Exercises to complete:
1: Quote word for word the part of the forum thread below about loading TFRecords into TFRS that starts at "Anyone able to" and ends at "tf record library?".
2: For each statement, say yes or no depending on whether the forum thread about loading TFRecords into TFRS agrees with it, and back each answer with the deciding words from the thread, quoted exactly: (a) The poster was working with the small MovieLens dataset. (b) The error showed up when deserializing in TF 1.x. (c) The poster had not filed any tickets.
3: Pick up the forum thread about loading TFRecords into TFRS and keep writing from the point where it stops.

Page excerpt:
Anyone able to load tfrecords into TFRS generated with the spark-to-tf-records connector?

dgoldenberg-audiomack commented 3 years ago

Anyone see this kind of error when trying to load TF records generated from Spark by the spark to tf records connector or linkedin's spark tf record library?

Error: Error when deserializing tfrecord's in TF 2.x: Only integers, slices (:), ellipsis (...), tf.newaxis (None) and scalar tf.int32/tf.int64 tensors are valid indices

Filed tickets there with details

Really just doing a simple thing, using the small movielens dataset:

    # Code for the connector
    movies_df.write.format("tfrecords").mode("overwrite").save(tf_movies_dir)
    ratings_df.write.format("tfrecords").mode("overwrite").save(tf_ratings_dir)

    # Alternatively, code for the spark to tfrecord
    movies_df.write.format("tfrecord").mode("overwrite").option("recordType", "Example").save(tf_movies_dir)

Items listed in a dataset:
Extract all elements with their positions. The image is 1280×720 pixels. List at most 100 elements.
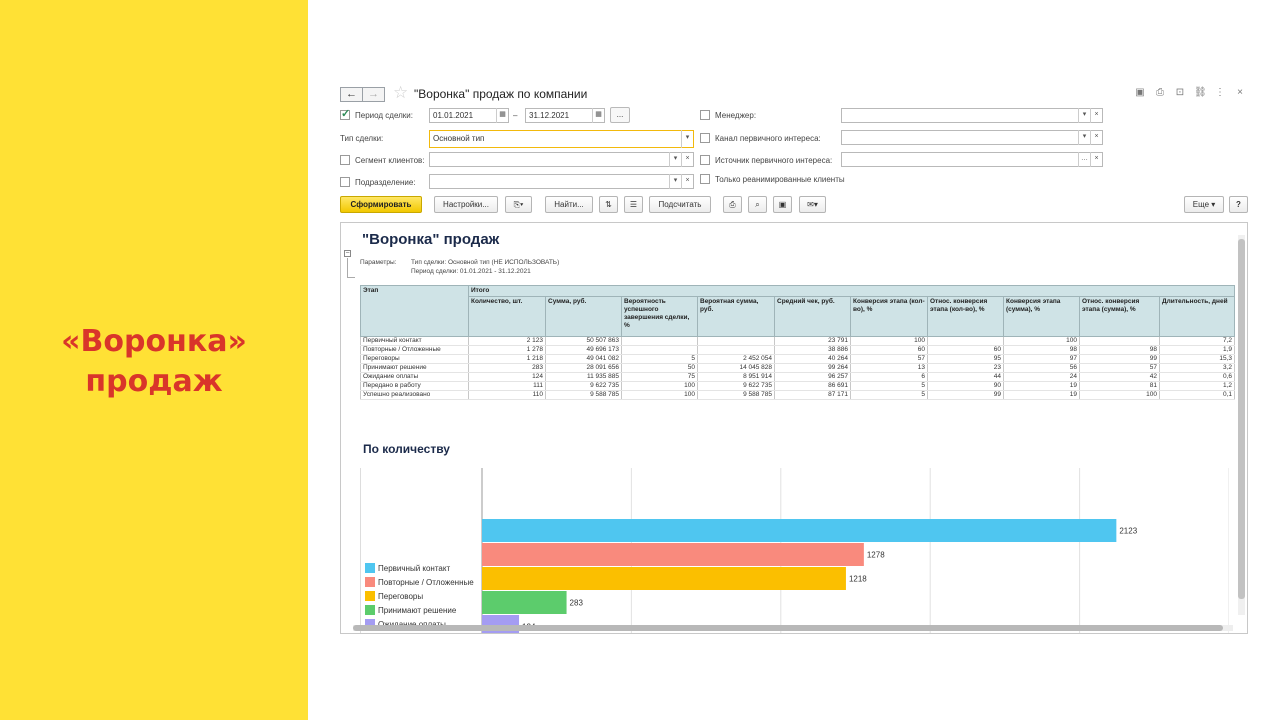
table-row: Повторные / Отложенные 1 278 49 696 173 38 … <box>360 345 1235 355</box>
more-button[interactable]: Еще ▾ <box>1184 196 1224 213</box>
manager-field[interactable]: ▾ × <box>841 108 1103 123</box>
group-line <box>347 258 355 278</box>
clear-icon[interactable]: × <box>681 152 693 167</box>
stage-name-cell: Ожидание оплаты <box>360 372 469 382</box>
calculate-button[interactable]: Подсчитать <box>649 196 711 213</box>
value-cell: 98 <box>1003 345 1080 355</box>
find-button[interactable]: Найти... <box>545 196 593 213</box>
table-header-cell: Относ. конверсия этапа (сумма), % <box>1079 296 1160 337</box>
forward-button[interactable]: → <box>362 87 385 102</box>
table-header-cell: Конверсия этапа (сумма), % <box>1003 296 1080 337</box>
horizontal-scroll-thumb[interactable] <box>353 625 1223 631</box>
chevron-down-icon[interactable]: ▾ <box>1078 130 1090 145</box>
chart-bar <box>482 519 1117 542</box>
value-cell: 111 <box>468 381 546 391</box>
print-button[interactable]: ⎙ <box>723 196 742 213</box>
value-cell: 9 588 785 <box>697 390 775 400</box>
source-checkbox[interactable] <box>700 155 710 165</box>
segment-checkbox[interactable] <box>340 155 350 165</box>
value-cell: 97 <box>1003 354 1080 364</box>
value-cell: 1 278 <box>468 345 546 355</box>
stage-name-cell: Повторные / Отложенные <box>360 345 469 355</box>
back-button[interactable]: ← <box>340 87 363 102</box>
legend-swatch <box>365 605 375 615</box>
clear-icon[interactable]: × <box>1090 130 1102 145</box>
select-icon[interactable]: … <box>1078 152 1090 167</box>
source-field[interactable]: … × <box>841 152 1103 167</box>
manager-checkbox[interactable] <box>700 110 710 120</box>
period-checkbox[interactable] <box>340 107 350 120</box>
channel-field[interactable]: ▾ × <box>841 130 1103 145</box>
value-cell: 14 045 828 <box>697 363 775 373</box>
param-deal-type: Тип сделки: Основной тип (НЕ ИСПОЛЬЗОВАТ… <box>411 259 560 266</box>
date-to-field[interactable]: 31.12.2021 ▦ <box>525 108 605 123</box>
period-select-button[interactable]: ... <box>610 107 630 123</box>
value-cell: 3,2 <box>1159 363 1235 373</box>
chevron-down-icon[interactable]: ▾ <box>681 130 693 148</box>
close-icon[interactable]: × <box>1234 87 1246 98</box>
value-cell: 2 452 054 <box>697 354 775 364</box>
reanimated-label: Только реанимированные клиенты <box>715 174 845 184</box>
save-button[interactable]: ▣ <box>773 196 792 213</box>
manager-label: Менеджер: <box>715 110 757 120</box>
send-button[interactable]: ✉▾ <box>799 196 826 213</box>
clear-icon[interactable]: × <box>1090 108 1102 123</box>
value-cell: 44 <box>927 372 1004 382</box>
segment-field[interactable]: ▾ × <box>429 152 694 167</box>
sort-button[interactable]: ⇅ <box>599 196 618 213</box>
save-icon[interactable]: ▣ <box>1134 87 1146 98</box>
clear-icon[interactable]: × <box>681 174 693 189</box>
channel-checkbox[interactable] <box>700 133 710 143</box>
magnifier-icon: ⌕ <box>755 200 760 209</box>
preview-icon[interactable]: ⊡ <box>1174 87 1186 98</box>
link-icon[interactable]: ⛓ <box>1194 87 1207 98</box>
slide-title-line1: «Воронка» <box>61 324 247 359</box>
value-cell: 5 <box>850 390 928 400</box>
calendar-icon[interactable]: ▦ <box>592 108 604 123</box>
period-row: Период сделки: <box>340 107 413 120</box>
param-period: Период сделки: 01.01.2021 - 31.12.2021 <box>411 268 531 275</box>
value-cell: 60 <box>850 345 928 355</box>
value-cell: 75 <box>621 372 698 382</box>
floppy-icon: ▣ <box>778 200 787 209</box>
print-icon: ⎙ <box>729 200 736 209</box>
clear-icon[interactable]: × <box>1090 152 1102 167</box>
stage-name-cell: Принимают решение <box>360 363 469 373</box>
more-icon[interactable]: ⋮ <box>1214 87 1226 98</box>
funnel-bar-chart: 212312781218283124Первичный контактПовто… <box>365 468 1230 633</box>
favorite-star-icon[interactable]: ☆ <box>393 84 408 102</box>
value-cell: 9 622 735 <box>545 381 622 391</box>
vertical-scroll-thumb[interactable] <box>1238 239 1245 599</box>
value-cell: 42 <box>1079 372 1160 382</box>
settings-button[interactable]: Настройки... <box>434 196 498 213</box>
calendar-icon[interactable]: ▦ <box>496 108 508 123</box>
clipboard-icon: ⎘▾ <box>513 200 524 209</box>
group-button[interactable]: ☰ <box>624 196 643 213</box>
value-cell: 100 <box>621 390 698 400</box>
date-from-field[interactable]: 01.01.2021 ▦ <box>429 108 509 123</box>
preview-button[interactable]: ⌕ <box>748 196 767 213</box>
value-cell <box>621 336 698 346</box>
deal-type-field[interactable]: Основной тип ▾ <box>429 130 694 148</box>
date-to-value: 31.12.2021 <box>529 111 570 120</box>
table-row: Первичный контакт 2 123 50 507 863 23 791 10… <box>360 336 1235 346</box>
variants-button[interactable]: ⎘▾ <box>505 196 532 213</box>
chevron-down-icon[interactable]: ▾ <box>1078 108 1090 123</box>
division-field[interactable]: ▾ × <box>429 174 694 189</box>
table-header-cell: Конверсия этапа (кол-во), % <box>850 296 928 337</box>
help-button[interactable]: ? <box>1229 196 1248 213</box>
value-cell: 283 <box>468 363 546 373</box>
stage-name-cell: Первичный контакт <box>360 336 469 346</box>
division-checkbox[interactable] <box>340 177 350 187</box>
value-cell: 6 <box>850 372 928 382</box>
generate-button[interactable]: Сформировать <box>340 196 422 213</box>
table-header-cell: Сумма, руб. <box>545 296 622 337</box>
table-row: Передано в работу 111 9 622 735 100 9 622 73… <box>360 381 1235 391</box>
chevron-down-icon[interactable]: ▾ <box>669 174 681 189</box>
chevron-down-icon[interactable]: ▾ <box>669 152 681 167</box>
reanimated-row: Только реанимированные клиенты <box>700 174 845 184</box>
reanimated-checkbox[interactable] <box>700 174 710 184</box>
print-icon[interactable]: ⎙ <box>1154 87 1166 98</box>
collapse-icon[interactable]: − <box>344 250 351 257</box>
value-cell: 87 171 <box>774 390 851 400</box>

Answers to the problems:
1:
Anyone able to load tfrecords into TFRS generated with the spark-to-tf-records connector?

dgoldenberg-audiomack commented 3 years ago

Anyone see this kind of error when trying to load TF records generated from Spark by the spark to tf records connector or linkedin's spark tf record library?

2:
(a) Yes: "using the small movielens dataset"
(b) No: "Error when deserializing tfrecord's in TF 2.x"
(c) No: "Filed tickets there with details"

3:
    ratings_df.write.format("tfrecord").mode("overwrite").option("recordType", "Example").save(tf_ratings_dir)

    s3 = boto3.resource("s3", verify=False)
    bucket = s3.Bucket("mybucket")

    filenames = []
    for object_summary in bucket.objects.filter(
            Prefix=f"emr/spark_apps/myapp/movielens-100k-conversion/movies-0001/part"
    ):
        filenames.append(os.path.join("s3://audiomack-master-airflow/", object_summary.key))
    movies_dataset = tf.data.TFRecordDataset(filenames)

    filenames = []
    for object_summary in bucket.objects.filter(
            Prefix=f"emr/spark_apps/myapp/movielens-100k-conversion/ratings-0001/part"
    ):
        filenames.append(os.path.join("s3://audiomack-master-airflow/", object_summary.key))
    ratings_dataset = tf.data.TFRecordDataset(filenames)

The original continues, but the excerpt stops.